Goal of the exercise
In the forum thread, how did Hurricane Mitch's fatalities compare with those of the great hurricane of 1780?

Quoted passage
========

Hurricane Mitch still had merely half as many fatalities as the great hurricane of 1780. This fact makes you shift your debate away from fatalities because it is a losing argument, yet your side embraces it when using the slow moving and more flooding argument when convenient.
You cannot have it both ways. Either fatalities matter or they don't. Which one is it?
@metal-brain saidGoliath lived 3,000 years ago and this proves that people are getting smaller.
https://en.wikipedia.org/wiki/Great_Hurricane_of_1780
The Great Hurricane of 1780 proves they have not become stronger in a warmer climate. They were stronger during the little ice age.
@deepthought saidYou are bringing the bible into it? What are you going to bring up next, Noah's Ark? Adam and Eve?
Goliath lived 3,000 years ago and this proves that people are getting smaller.
This is the science forum and I thought you accepted evolution. Do you or don't you?
@metal-brain saidHe was bringing your logic into it. Whether it involves the Bible is irrelevant; its still your logic.
You are bringing the bible into it?
I was making the argument that cold was worse than warm
Wow that's such a subjective vague sweeping generalization. How cold compared to how warm? In what contexts?
and weather is relevant.Then why did you bring it up as part of your 'argument'? You make no sense.
Notice the continued digression away from sea level rise by the desperate alarmists. Deepthought, who has expressed his belief in evolution has even resorted to bible digression into fictional tales of giants from the same book that fit all of the world's land species onto a boat....lol!
This thread is about sea level rise. The alarmists want to make it about hurricanes, coral reefs.....anything but sea level rise. They might actually have to prove something with data they have already seen and decided there was a need to fight natural GW .....LOL!

========

Source information
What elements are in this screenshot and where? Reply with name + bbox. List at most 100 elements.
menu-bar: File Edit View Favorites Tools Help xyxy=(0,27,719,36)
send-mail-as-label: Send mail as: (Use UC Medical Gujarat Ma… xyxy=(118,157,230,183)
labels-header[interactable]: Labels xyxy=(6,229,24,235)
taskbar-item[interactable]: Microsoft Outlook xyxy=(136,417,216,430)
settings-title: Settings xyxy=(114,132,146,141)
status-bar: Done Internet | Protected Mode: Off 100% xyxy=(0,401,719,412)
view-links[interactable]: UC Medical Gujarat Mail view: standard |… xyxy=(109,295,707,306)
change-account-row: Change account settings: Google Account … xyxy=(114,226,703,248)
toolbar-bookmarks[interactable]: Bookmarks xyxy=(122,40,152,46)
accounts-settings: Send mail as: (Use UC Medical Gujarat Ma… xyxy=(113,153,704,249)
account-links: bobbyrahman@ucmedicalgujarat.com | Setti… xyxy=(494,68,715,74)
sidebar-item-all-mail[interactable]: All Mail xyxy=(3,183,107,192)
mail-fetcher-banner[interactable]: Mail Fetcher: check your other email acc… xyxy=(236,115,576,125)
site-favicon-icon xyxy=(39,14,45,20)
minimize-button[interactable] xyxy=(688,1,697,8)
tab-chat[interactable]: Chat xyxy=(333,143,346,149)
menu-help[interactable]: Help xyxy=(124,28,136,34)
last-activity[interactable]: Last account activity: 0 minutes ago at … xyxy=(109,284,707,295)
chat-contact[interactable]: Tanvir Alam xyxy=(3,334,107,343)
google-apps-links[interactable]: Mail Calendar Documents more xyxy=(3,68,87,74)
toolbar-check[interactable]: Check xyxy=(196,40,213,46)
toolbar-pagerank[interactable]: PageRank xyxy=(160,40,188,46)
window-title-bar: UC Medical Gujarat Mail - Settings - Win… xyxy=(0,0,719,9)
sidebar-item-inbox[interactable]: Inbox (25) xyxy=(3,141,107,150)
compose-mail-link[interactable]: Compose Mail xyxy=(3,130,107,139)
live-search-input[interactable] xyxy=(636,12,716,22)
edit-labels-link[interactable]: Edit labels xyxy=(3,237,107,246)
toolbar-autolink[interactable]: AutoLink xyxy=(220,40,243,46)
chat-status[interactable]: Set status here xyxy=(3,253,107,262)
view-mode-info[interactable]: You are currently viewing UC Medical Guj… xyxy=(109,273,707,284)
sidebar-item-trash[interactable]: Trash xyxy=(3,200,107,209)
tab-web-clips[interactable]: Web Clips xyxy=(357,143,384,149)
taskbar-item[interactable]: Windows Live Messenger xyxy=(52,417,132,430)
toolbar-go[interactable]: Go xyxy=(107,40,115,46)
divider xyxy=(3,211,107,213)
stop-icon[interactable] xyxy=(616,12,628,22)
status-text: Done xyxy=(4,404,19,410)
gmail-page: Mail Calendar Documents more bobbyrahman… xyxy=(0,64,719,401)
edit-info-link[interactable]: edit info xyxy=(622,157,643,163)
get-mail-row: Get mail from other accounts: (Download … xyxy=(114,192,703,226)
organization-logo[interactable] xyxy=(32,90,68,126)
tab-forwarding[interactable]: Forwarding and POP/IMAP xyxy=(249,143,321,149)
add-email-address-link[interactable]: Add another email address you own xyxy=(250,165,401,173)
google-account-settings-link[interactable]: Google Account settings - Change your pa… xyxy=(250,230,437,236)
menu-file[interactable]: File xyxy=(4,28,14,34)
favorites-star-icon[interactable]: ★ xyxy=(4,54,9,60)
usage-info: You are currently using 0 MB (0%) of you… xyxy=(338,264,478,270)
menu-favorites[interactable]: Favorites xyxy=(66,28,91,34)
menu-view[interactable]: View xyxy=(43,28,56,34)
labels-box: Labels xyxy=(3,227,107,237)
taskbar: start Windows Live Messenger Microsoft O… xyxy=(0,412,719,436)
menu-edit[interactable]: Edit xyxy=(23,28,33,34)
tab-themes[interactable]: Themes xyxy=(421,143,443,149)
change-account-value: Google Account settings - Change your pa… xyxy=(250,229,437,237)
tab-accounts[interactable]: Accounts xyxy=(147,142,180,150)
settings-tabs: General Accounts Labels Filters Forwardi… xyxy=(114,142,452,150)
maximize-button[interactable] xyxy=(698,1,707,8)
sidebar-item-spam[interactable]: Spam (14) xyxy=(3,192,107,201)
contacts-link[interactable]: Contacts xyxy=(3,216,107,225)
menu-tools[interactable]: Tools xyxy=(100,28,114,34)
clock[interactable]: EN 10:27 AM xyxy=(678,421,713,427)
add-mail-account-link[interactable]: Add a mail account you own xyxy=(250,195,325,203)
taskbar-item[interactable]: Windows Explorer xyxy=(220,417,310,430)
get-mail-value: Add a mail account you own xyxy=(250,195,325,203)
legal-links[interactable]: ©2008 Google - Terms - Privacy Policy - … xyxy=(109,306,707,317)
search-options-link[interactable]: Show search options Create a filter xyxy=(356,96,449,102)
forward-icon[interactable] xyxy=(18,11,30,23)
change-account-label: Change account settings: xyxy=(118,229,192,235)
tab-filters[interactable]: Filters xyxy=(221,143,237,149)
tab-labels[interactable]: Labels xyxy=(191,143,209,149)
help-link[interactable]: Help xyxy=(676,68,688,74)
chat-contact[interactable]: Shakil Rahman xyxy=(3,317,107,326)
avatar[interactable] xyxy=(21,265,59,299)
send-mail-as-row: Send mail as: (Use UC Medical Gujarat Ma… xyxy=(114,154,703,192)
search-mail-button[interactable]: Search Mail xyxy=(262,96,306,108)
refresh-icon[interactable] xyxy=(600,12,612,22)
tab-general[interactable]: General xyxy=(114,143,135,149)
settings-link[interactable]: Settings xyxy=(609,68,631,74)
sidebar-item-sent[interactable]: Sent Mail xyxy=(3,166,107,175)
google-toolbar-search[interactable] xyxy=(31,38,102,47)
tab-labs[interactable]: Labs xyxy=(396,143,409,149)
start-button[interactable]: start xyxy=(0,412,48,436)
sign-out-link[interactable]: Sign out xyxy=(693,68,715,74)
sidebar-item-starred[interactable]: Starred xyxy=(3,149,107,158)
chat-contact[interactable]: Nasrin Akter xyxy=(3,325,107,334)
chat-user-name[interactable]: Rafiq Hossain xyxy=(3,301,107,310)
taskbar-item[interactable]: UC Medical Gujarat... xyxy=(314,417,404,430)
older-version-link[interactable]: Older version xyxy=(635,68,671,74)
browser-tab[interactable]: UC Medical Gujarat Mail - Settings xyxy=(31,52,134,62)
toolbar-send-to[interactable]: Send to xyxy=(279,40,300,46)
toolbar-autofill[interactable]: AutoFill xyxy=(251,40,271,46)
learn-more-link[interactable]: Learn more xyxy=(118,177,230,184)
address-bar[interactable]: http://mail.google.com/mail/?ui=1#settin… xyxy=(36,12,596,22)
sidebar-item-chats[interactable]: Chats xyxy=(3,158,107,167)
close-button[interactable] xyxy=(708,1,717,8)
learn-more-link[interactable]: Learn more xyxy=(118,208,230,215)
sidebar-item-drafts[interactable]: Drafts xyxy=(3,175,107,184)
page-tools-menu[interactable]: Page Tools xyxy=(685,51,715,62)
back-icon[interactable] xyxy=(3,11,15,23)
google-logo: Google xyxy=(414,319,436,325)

========

Response box
Hurricane Mitch had only half as many fatalities as the great hurricane of 1780.